Spatial layout data:
__________________________________________________

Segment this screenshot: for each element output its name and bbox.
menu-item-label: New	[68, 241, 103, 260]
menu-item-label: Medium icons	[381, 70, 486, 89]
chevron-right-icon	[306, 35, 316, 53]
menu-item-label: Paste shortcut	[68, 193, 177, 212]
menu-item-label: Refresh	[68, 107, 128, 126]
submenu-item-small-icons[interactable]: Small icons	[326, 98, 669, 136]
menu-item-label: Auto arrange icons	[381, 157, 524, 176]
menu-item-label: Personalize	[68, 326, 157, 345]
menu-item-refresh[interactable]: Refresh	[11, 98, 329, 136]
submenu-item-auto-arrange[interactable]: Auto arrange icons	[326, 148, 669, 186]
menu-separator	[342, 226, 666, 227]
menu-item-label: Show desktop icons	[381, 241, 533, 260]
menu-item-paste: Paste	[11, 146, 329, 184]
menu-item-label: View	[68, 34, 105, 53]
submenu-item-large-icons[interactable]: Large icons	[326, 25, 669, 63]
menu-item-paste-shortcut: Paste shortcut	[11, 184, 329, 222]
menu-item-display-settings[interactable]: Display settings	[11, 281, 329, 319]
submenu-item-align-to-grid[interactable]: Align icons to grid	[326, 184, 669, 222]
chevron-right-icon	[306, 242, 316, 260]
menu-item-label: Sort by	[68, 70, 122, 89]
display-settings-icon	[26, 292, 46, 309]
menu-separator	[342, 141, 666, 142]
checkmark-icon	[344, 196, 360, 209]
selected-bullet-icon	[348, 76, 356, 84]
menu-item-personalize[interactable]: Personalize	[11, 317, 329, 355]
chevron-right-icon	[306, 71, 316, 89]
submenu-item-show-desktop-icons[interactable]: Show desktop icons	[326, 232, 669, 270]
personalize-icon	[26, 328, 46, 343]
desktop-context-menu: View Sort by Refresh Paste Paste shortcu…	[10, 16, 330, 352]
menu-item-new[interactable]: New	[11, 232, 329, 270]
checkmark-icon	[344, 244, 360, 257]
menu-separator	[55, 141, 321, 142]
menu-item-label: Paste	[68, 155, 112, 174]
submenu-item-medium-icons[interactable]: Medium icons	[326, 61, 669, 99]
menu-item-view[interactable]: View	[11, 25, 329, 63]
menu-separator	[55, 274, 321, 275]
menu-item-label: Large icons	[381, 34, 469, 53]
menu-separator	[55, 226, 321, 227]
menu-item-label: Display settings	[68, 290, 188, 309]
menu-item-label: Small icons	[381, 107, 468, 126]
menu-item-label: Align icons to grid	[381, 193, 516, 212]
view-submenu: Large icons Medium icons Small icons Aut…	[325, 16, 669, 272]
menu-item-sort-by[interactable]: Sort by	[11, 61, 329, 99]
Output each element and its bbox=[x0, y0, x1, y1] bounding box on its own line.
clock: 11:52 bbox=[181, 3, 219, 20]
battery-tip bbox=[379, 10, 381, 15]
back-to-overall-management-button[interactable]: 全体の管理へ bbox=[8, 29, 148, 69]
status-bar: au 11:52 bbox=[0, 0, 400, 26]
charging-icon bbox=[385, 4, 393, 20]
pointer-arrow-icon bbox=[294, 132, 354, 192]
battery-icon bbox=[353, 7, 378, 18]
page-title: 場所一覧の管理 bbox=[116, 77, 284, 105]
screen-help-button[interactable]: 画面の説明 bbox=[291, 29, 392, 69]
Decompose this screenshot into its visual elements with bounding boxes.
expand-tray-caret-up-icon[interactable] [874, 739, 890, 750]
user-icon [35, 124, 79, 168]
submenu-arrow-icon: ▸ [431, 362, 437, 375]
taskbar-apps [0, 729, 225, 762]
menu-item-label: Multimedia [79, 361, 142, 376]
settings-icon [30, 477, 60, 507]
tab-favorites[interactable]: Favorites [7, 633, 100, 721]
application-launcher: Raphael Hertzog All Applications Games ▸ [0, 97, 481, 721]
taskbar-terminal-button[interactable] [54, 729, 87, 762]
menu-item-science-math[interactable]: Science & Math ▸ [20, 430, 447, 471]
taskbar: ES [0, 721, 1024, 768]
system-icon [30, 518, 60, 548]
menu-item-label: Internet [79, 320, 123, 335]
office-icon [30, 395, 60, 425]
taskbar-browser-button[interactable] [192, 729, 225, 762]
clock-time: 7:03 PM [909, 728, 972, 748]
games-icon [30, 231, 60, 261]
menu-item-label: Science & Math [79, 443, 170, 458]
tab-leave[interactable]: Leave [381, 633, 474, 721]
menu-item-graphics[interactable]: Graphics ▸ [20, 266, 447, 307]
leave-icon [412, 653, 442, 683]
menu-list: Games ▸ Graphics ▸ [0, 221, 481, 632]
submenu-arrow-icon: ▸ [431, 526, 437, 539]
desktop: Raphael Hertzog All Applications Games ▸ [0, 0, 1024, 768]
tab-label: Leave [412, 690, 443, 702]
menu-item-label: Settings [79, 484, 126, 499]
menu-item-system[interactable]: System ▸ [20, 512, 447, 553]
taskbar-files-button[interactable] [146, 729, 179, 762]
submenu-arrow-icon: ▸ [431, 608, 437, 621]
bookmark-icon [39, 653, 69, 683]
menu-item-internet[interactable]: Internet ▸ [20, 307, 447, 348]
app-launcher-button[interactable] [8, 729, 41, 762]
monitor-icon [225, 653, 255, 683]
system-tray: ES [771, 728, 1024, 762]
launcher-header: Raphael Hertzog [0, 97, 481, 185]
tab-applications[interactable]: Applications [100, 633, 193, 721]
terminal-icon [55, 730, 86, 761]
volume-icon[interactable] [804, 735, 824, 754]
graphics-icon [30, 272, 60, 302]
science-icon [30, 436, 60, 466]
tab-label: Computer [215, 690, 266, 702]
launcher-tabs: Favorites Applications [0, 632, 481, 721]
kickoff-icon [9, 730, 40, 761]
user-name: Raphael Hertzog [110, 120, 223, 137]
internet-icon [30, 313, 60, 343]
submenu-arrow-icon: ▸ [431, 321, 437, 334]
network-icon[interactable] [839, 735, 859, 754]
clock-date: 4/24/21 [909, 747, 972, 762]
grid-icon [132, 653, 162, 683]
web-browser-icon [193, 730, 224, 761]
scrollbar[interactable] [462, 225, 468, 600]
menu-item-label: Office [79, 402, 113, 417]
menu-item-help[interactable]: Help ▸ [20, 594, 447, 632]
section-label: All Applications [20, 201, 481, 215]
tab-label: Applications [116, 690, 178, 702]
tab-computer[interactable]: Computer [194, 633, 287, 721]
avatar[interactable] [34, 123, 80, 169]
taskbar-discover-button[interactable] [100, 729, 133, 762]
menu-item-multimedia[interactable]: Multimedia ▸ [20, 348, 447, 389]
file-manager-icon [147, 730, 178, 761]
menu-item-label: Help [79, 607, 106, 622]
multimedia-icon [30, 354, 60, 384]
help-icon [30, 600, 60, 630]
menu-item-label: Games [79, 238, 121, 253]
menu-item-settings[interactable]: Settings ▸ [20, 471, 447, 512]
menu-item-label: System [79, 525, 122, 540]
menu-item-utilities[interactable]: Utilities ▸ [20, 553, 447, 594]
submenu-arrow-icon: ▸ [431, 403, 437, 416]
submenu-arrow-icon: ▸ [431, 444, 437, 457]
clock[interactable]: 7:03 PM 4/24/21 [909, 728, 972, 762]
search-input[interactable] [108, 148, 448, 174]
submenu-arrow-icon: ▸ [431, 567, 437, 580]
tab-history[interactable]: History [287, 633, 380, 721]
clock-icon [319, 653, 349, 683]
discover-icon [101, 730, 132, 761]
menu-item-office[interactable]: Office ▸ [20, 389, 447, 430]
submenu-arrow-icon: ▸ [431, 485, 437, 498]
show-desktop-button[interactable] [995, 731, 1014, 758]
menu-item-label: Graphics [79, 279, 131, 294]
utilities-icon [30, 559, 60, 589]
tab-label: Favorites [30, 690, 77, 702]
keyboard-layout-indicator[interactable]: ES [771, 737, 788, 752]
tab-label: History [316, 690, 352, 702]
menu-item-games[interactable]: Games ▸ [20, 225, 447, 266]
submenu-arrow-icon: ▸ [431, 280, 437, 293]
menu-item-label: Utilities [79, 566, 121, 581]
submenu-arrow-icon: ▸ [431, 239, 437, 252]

__________________________________________________

▸ Exercise directions
Reproduce verbatim the lines of the entries above, from the first line through the line containing "submenu-item-auto-arrange[interactable]: Auto arrange", with both ends included.

▸ Task response
Segment this screenshot: for each element output its name and bbox.
menu-item-label: New	[68, 241, 103, 260]
menu-item-label: Medium icons	[381, 70, 486, 89]
chevron-right-icon	[306, 35, 316, 53]
menu-item-label: Paste shortcut	[68, 193, 177, 212]
menu-item-label: Refresh	[68, 107, 128, 126]
submenu-item-small-icons[interactable]: Small icons	[326, 98, 669, 136]
menu-item-label: Auto arrange icons	[381, 157, 524, 176]
menu-item-label: Personalize	[68, 326, 157, 345]
menu-item-refresh[interactable]: Refresh	[11, 98, 329, 136]
submenu-item-auto-arrange[interactable]: Auto arrange icons	[326, 148, 669, 186]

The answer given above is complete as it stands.